* [Exercise description]:
What is needed is every line of the data that includes the word "page". Please copy each one.

-=-=-=-=-

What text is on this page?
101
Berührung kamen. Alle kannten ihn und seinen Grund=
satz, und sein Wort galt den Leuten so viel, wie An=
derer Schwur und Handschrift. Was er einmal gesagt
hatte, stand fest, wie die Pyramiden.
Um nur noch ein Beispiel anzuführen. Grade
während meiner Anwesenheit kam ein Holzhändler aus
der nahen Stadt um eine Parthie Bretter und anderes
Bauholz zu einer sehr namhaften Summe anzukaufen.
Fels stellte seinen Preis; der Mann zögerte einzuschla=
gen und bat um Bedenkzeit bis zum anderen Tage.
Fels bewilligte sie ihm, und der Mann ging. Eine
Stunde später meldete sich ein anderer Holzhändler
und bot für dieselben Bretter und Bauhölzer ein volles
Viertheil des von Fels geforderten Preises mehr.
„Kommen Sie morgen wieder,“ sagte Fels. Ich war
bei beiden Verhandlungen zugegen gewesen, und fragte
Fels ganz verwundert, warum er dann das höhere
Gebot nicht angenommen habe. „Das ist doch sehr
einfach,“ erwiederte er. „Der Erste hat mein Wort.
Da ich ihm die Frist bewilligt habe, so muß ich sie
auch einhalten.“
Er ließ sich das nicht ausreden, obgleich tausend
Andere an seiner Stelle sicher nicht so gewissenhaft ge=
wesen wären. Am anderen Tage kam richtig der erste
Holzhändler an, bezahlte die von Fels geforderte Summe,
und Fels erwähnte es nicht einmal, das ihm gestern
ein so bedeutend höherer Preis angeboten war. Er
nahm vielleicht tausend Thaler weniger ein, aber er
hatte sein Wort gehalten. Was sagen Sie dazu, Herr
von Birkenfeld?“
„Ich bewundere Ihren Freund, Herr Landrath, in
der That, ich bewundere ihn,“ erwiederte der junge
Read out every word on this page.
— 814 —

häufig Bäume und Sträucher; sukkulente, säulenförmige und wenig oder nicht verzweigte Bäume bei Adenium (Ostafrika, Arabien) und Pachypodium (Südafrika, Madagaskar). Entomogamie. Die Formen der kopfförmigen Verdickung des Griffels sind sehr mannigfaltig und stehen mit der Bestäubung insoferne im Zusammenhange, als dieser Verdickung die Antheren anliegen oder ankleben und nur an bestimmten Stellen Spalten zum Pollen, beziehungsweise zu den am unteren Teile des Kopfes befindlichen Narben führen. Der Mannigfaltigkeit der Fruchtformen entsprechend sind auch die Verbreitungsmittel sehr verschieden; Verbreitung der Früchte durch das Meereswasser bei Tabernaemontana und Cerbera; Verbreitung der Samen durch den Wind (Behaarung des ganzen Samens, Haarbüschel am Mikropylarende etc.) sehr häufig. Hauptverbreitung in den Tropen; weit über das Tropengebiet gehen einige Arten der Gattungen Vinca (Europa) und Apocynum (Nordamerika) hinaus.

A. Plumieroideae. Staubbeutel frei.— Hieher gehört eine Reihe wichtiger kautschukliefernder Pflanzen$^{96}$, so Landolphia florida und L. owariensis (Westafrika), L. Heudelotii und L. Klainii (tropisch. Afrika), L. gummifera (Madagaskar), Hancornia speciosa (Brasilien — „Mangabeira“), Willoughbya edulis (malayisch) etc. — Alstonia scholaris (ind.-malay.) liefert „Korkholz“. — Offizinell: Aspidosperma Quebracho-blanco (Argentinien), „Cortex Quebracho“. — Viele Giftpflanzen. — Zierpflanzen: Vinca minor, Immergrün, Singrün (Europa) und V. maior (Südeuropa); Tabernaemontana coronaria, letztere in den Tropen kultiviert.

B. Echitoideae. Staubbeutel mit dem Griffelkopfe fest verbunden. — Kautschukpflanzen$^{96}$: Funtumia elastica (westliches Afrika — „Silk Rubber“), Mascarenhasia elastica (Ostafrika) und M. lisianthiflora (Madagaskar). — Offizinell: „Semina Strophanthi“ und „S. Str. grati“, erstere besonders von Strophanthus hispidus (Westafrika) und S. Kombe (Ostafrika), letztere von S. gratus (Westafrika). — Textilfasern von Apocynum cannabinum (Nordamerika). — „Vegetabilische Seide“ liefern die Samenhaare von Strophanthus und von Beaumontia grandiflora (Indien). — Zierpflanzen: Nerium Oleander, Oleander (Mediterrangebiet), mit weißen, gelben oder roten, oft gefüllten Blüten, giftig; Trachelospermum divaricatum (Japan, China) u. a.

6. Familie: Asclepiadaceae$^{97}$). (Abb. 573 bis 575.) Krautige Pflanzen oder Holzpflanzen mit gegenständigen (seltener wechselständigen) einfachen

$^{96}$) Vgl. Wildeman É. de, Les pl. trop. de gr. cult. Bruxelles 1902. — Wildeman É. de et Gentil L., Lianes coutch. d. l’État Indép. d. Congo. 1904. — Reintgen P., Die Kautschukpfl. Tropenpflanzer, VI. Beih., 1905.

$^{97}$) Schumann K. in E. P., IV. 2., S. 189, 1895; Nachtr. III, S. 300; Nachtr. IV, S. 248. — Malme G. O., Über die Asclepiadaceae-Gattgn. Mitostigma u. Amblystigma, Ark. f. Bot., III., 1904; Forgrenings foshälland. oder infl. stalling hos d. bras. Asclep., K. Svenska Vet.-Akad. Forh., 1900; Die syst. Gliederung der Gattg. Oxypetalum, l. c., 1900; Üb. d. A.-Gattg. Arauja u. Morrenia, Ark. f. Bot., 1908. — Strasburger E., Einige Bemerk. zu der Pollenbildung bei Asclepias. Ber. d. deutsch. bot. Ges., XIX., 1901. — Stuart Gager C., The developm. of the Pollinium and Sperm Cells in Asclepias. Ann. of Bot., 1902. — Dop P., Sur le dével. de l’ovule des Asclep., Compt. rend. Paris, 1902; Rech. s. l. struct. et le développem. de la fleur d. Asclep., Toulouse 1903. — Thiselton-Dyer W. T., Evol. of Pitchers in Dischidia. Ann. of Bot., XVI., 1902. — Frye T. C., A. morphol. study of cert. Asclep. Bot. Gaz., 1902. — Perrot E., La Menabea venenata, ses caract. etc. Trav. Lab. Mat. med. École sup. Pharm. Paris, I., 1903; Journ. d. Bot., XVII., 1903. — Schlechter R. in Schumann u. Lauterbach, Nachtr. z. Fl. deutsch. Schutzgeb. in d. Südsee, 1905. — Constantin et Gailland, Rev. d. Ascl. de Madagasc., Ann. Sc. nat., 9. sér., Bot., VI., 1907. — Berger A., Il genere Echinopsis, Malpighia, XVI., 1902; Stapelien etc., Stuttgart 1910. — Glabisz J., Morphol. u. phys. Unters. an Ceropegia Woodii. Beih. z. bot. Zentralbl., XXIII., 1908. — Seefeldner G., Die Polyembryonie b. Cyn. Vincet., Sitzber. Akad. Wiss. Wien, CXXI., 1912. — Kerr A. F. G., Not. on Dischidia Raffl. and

-=-=-=-=-

* [Solution to the problem]:
What text is on this page?
Read out every word on this page.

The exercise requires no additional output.